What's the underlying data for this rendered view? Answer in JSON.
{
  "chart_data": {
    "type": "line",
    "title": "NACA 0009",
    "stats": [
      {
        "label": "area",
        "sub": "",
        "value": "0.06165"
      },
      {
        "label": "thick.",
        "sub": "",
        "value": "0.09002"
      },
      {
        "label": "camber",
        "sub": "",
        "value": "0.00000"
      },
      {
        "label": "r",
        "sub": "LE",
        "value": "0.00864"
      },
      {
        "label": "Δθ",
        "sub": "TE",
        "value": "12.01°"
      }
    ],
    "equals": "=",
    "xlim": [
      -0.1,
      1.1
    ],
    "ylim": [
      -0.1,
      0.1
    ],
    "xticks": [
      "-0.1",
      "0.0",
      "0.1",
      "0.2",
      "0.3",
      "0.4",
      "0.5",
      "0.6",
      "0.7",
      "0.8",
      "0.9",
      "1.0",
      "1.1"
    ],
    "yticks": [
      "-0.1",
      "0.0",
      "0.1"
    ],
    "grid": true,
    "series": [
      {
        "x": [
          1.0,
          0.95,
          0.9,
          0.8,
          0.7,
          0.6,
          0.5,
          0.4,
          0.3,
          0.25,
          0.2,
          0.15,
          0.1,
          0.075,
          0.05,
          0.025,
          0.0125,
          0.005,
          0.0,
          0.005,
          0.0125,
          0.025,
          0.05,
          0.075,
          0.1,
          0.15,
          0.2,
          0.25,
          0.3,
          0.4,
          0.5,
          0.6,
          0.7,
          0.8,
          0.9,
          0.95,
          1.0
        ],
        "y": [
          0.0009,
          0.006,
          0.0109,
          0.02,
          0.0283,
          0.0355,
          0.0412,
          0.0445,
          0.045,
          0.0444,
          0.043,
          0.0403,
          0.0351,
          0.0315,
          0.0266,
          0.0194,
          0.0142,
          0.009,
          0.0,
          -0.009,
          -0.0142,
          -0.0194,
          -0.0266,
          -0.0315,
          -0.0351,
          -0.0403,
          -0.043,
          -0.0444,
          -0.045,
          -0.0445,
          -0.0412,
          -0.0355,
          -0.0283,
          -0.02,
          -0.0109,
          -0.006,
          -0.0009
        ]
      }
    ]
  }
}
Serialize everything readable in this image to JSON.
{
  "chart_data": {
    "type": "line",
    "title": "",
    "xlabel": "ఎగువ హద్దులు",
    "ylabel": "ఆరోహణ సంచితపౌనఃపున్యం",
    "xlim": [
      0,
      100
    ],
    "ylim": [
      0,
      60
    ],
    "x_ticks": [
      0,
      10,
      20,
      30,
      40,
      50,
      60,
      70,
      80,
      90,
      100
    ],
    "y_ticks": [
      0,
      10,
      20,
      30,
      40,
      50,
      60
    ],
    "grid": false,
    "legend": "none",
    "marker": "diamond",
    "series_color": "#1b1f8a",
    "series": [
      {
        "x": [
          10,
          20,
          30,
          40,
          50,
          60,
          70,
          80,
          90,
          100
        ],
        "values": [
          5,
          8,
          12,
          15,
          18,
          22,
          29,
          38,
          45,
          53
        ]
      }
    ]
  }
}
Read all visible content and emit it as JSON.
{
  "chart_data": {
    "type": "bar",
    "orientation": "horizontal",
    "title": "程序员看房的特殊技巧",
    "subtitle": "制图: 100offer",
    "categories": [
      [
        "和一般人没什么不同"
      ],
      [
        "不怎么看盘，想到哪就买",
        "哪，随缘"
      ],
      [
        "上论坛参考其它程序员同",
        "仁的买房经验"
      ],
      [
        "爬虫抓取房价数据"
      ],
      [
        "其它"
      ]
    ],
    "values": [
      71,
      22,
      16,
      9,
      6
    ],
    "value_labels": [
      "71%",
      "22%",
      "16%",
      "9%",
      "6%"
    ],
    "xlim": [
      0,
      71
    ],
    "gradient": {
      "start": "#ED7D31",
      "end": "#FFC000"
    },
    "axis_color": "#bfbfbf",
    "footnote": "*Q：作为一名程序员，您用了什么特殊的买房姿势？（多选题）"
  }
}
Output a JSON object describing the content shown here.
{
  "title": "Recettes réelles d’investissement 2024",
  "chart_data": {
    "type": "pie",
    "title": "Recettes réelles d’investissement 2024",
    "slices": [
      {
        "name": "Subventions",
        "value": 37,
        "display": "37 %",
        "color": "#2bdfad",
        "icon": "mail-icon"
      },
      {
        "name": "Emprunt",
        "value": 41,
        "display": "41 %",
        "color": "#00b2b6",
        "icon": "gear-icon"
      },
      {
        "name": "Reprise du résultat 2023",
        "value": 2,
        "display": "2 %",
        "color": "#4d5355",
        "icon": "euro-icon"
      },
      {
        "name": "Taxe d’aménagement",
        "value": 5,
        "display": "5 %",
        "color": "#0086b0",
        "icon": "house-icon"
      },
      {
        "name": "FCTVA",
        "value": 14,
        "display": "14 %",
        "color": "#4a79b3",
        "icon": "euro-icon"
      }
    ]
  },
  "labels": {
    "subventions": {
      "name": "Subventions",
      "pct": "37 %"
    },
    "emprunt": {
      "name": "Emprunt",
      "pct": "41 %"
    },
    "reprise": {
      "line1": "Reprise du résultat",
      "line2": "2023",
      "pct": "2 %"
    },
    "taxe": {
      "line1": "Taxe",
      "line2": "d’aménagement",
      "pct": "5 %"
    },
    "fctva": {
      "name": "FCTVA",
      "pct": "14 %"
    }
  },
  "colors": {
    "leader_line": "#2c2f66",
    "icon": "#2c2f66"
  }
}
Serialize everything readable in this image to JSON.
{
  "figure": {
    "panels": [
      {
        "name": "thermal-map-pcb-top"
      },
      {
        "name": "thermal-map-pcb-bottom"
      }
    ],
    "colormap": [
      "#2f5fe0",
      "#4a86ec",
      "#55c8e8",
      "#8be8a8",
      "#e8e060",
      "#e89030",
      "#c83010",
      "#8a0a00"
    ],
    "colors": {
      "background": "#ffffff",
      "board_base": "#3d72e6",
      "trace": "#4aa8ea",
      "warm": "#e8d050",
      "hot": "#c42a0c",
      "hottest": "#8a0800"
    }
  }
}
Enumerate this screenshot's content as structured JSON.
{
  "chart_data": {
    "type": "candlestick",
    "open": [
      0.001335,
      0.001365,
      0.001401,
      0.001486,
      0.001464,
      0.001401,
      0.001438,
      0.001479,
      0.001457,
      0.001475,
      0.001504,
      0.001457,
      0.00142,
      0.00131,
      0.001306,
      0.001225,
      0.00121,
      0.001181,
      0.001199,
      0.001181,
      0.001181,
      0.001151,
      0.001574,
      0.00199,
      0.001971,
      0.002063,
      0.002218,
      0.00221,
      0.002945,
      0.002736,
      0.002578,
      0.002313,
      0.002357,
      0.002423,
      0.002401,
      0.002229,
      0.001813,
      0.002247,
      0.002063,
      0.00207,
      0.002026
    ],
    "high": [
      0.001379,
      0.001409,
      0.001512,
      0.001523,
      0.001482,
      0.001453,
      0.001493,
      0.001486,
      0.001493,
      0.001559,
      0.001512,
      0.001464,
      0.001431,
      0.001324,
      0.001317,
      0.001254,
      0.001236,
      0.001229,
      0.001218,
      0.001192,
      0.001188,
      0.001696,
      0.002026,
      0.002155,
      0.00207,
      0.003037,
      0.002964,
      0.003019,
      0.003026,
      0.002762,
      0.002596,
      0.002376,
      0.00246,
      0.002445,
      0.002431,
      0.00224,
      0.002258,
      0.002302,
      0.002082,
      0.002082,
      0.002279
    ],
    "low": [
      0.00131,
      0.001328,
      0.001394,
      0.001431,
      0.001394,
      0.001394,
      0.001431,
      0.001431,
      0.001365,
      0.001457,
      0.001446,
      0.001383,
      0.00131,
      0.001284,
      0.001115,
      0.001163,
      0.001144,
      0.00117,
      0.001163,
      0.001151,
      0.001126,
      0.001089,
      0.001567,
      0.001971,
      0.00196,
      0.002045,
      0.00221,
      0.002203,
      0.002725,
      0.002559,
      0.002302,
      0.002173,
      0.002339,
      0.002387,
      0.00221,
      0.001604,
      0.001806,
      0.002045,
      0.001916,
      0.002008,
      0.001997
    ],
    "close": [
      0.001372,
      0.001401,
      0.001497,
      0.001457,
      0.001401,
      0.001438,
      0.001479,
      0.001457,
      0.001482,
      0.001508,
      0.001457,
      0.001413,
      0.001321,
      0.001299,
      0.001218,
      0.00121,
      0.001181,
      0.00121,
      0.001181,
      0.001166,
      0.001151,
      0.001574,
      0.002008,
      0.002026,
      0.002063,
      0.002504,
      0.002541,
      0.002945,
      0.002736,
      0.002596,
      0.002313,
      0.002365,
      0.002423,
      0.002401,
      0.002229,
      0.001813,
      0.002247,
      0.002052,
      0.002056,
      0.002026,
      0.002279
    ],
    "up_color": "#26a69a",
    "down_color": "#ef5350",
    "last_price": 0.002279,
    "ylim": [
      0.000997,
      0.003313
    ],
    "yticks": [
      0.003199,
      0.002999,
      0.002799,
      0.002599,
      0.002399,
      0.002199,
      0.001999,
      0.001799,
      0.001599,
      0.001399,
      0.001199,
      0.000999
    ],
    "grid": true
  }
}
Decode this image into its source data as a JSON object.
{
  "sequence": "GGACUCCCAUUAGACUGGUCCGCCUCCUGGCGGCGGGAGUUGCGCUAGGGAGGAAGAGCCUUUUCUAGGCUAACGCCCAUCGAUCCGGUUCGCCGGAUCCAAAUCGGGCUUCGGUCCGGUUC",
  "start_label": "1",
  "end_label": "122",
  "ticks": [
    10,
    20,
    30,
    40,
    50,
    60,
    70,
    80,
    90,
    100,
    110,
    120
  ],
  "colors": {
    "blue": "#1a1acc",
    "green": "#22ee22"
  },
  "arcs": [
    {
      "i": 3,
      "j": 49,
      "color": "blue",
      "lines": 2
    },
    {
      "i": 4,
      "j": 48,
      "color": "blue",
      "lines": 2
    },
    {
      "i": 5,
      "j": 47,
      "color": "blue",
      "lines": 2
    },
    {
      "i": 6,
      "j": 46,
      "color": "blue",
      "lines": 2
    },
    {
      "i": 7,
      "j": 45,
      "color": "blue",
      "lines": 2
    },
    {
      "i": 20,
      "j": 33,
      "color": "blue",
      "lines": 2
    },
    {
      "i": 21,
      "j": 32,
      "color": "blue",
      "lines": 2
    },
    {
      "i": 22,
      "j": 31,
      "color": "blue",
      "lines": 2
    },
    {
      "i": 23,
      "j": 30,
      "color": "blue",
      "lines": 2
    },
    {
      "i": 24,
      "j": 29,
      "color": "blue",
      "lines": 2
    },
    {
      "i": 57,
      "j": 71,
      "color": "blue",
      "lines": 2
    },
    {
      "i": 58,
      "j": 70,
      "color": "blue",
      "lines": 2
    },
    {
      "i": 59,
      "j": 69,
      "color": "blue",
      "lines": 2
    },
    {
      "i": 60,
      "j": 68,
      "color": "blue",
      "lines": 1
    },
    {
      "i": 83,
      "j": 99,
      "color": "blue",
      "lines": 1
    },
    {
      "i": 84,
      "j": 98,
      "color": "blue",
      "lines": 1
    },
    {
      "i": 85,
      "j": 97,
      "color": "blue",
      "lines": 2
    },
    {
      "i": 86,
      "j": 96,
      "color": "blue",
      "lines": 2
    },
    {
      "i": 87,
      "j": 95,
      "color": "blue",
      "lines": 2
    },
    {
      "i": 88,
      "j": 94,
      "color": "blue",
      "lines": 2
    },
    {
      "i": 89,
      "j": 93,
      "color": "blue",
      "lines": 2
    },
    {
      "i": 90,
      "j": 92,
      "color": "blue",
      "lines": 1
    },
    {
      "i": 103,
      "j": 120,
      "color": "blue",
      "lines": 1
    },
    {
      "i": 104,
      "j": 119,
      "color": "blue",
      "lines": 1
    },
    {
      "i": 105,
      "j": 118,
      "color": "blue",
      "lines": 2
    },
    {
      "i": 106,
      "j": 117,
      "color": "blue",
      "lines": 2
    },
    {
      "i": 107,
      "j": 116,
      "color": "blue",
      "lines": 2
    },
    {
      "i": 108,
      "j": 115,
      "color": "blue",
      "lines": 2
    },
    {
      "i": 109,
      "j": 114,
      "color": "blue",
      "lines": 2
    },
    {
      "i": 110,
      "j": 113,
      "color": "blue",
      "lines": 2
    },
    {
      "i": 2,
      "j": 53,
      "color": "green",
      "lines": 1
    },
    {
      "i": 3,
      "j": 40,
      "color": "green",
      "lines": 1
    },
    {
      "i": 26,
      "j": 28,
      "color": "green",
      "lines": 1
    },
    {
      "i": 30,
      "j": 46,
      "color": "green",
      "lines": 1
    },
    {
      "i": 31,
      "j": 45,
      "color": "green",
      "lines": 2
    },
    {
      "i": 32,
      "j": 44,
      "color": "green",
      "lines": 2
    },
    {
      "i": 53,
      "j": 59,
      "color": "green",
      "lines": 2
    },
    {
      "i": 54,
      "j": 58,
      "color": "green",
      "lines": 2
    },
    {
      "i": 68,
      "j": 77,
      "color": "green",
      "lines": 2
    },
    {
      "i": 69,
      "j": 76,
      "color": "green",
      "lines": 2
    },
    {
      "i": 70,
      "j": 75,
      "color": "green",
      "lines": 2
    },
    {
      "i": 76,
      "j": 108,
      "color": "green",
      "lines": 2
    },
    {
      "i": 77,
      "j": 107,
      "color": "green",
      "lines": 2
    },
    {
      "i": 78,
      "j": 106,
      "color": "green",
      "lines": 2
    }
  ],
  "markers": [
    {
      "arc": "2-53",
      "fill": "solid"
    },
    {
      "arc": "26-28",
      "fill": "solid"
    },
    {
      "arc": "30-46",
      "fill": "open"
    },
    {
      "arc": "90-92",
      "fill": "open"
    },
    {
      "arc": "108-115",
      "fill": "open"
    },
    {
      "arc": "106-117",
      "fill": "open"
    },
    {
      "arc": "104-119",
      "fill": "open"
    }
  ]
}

OBJECTIVE |
Write out every line of the entries that holds the word "investissement".

SOLUTION TO THIS EXERCISE |
  "title": "Recettes réelles d’investissement 2024",
    "title": "Recettes réelles d’investissement 2024",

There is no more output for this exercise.